- _Extrait du document_:

········

L’hyperpuissance pacifique

C’est lundi soir 22 octobre qu’avait lieu le troisième et ultime débat télévisé entre Barack Obama et Mitt Romney. Plusieurs instituts de sondages ont donné le président sortant vainqueur de ce bras de fer mais on ne peut pas vraiment dire qu’il ait assené de « coup décisif ». Chaque semaine, Dick Howard, professeur émérite à la Sony University de New York commente la campagne américaine, qui s’achèvera le mardi 6 novembre.

········

- _Données enregistrées_:
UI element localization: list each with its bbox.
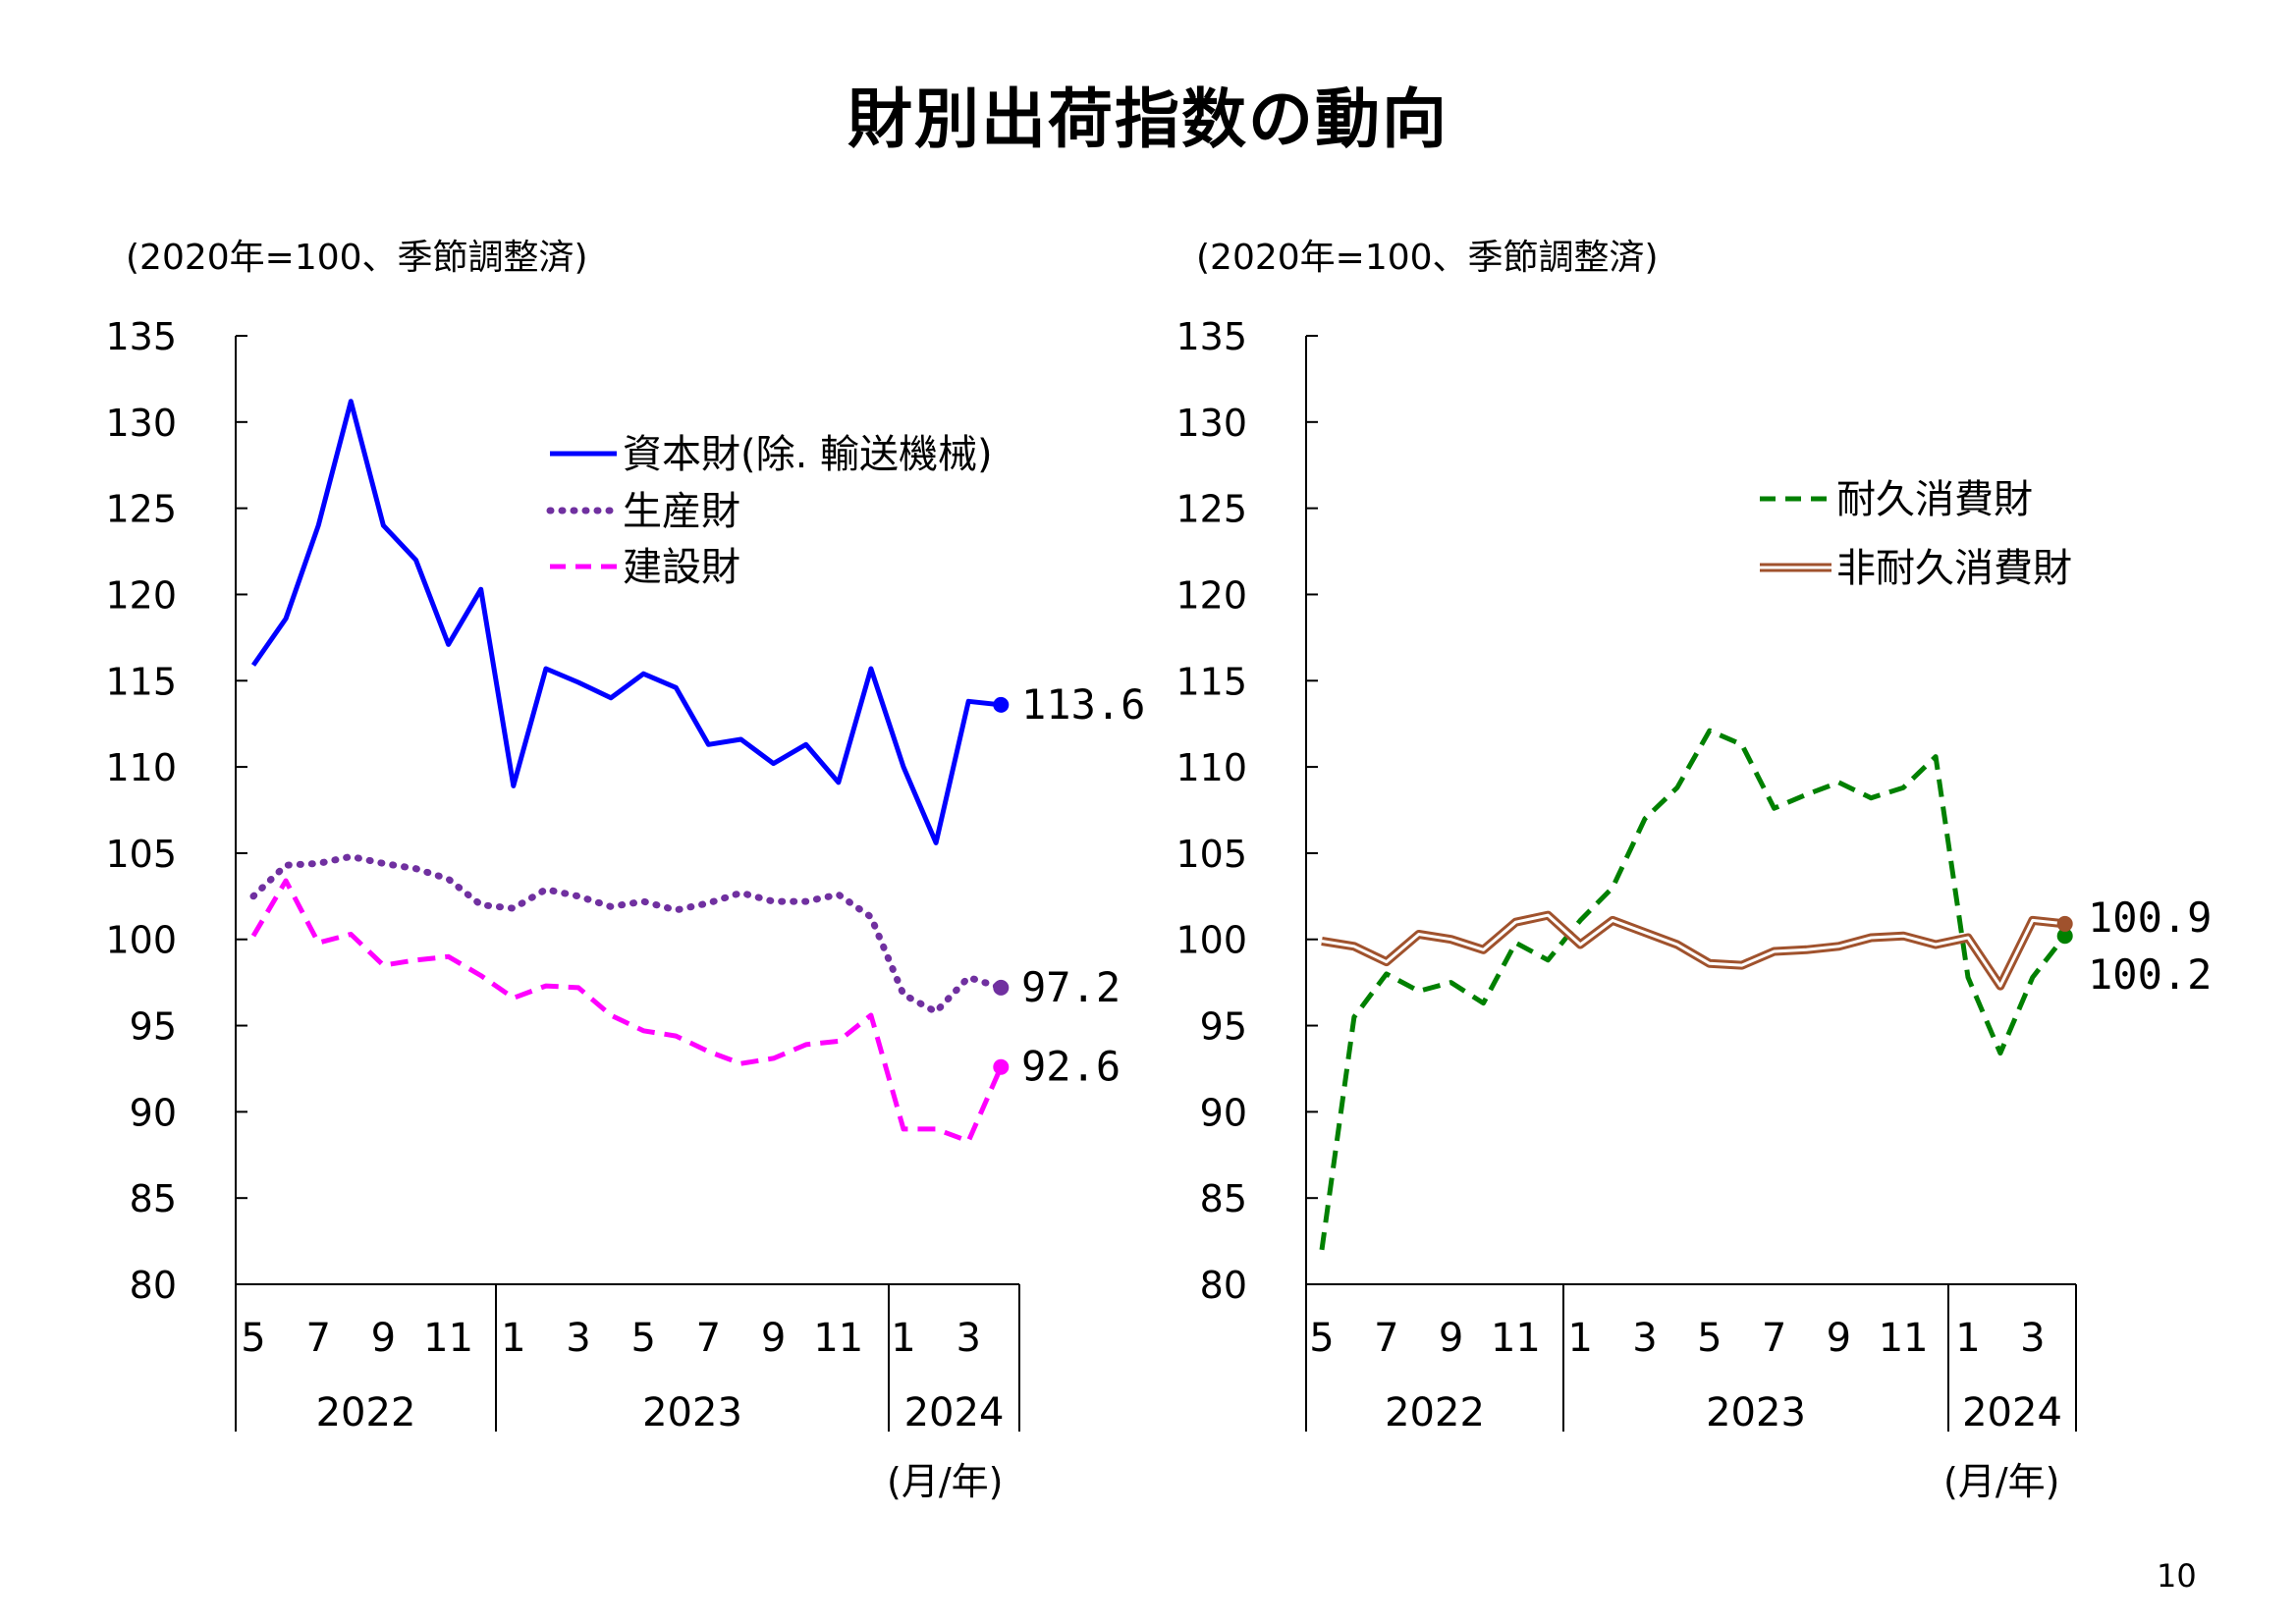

········

- _Consignes_:
A - Répondez à ces questions sur l'extrait :
(i) Quel jour a eu lieu le troisième débat télévisé entre Barack Obama et Mitt Romney ?
(ii) Quelle fonction occupe Dick Howard ?
(iii) À quelle date s'achèvera la campagne américaine ?
B - Réécrivez sous forme de liste, s'il vous plaît, le paragraphe de l'extrait qui commence par « C’est lundi soir 22 octobre », en conservant ses faits principaux.
C - Recopiez l'extrait à partir des mots « C’est lundi soir » et arrêtez-vous après « mardi 6 novembre. ».

- _Corrigé des exercices_:
A -
(i) Le lundi 22 octobre, en soirée.
(ii) Il est professeur émérite à la Sony University de New York.
(iii) Le mardi 6 novembre.

B -
- Lundi soir 22 octobre : troisième et dernier débat télévisé entre Barack Obama et Mitt Romney.
- Plusieurs instituts de sondages ont donné le président sortant vainqueur, sans qu'il ait vraiment assené de « coup décisif ».
- Chaque semaine, Dick Howard, professeur émérite à la Sony University de New York, commente la campagne américaine.
- La campagne s'achèvera le mardi 6 novembre.

C -
C’est lundi soir 22 octobre qu’avait lieu le troisième et ultime débat télévisé entre Barack Obama et Mitt Romney. Plusieurs instituts de sondages ont donné le président sortant vainqueur de ce bras de fer mais on ne peut pas vraiment dire qu’il ait assené de « coup décisif ». Chaque semaine, Dick Howard, professeur émérite à la Sony University de New York commente la campagne américaine, qui s’achèvera le mardi 6 novembre.